Extract every line of the material below that contains the word "elements", copying each line in full.

---*---

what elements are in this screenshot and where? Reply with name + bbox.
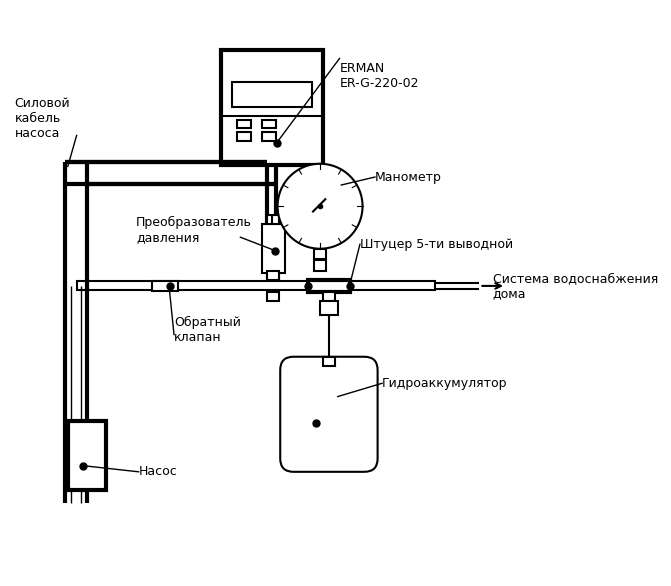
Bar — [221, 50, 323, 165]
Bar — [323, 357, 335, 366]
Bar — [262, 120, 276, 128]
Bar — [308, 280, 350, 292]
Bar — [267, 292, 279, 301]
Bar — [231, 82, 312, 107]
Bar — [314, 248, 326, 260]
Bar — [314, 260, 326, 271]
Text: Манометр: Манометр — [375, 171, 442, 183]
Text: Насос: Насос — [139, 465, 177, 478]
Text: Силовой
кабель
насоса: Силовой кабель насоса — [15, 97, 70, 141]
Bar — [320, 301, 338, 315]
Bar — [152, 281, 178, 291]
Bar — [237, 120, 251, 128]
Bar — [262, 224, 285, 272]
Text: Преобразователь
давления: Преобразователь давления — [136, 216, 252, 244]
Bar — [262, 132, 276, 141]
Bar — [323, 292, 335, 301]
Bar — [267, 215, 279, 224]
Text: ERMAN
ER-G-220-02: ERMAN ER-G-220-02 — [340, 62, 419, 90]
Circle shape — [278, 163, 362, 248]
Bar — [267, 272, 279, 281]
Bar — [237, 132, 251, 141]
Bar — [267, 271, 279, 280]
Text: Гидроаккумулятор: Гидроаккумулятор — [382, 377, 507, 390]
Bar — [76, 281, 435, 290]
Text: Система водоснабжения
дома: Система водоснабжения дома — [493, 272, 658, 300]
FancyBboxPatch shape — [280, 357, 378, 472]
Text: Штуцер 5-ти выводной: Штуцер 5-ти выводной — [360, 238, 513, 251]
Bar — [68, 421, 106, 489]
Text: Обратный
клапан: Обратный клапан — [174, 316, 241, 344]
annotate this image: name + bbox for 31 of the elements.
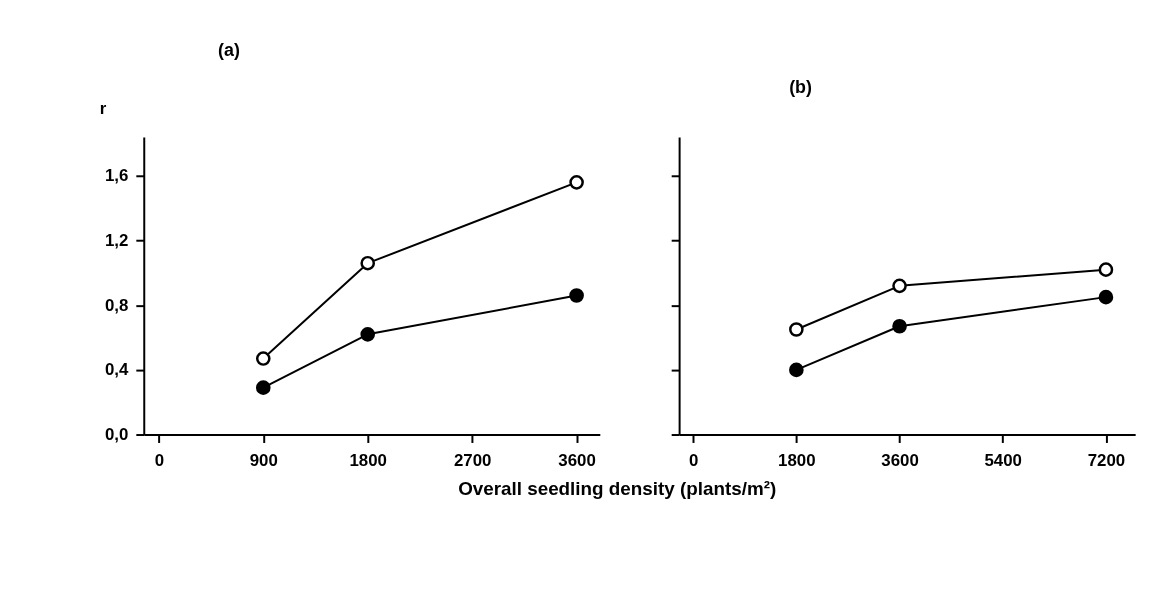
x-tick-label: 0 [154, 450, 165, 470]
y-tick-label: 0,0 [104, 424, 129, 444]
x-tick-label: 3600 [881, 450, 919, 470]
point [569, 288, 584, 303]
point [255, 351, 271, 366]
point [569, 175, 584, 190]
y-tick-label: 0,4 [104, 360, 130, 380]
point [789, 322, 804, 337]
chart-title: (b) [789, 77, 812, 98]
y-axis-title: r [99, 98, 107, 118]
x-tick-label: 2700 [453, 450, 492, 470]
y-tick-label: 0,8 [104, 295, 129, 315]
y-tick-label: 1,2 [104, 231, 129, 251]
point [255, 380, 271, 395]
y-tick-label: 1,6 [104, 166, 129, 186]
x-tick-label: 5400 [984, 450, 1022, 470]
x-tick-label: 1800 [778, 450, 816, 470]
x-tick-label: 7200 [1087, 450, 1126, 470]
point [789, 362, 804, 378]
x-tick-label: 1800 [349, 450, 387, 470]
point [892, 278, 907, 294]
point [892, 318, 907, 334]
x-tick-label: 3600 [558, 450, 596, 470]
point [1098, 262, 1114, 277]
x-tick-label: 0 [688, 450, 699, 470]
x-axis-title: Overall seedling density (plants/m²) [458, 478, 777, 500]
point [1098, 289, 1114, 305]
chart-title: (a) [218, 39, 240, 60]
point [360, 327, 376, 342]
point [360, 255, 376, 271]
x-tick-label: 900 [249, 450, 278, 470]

---*---

- Task answer -
what elements are in this screenshot and where? Reply with name + bbox.
annotate this image: name + bbox for 31 of the elements.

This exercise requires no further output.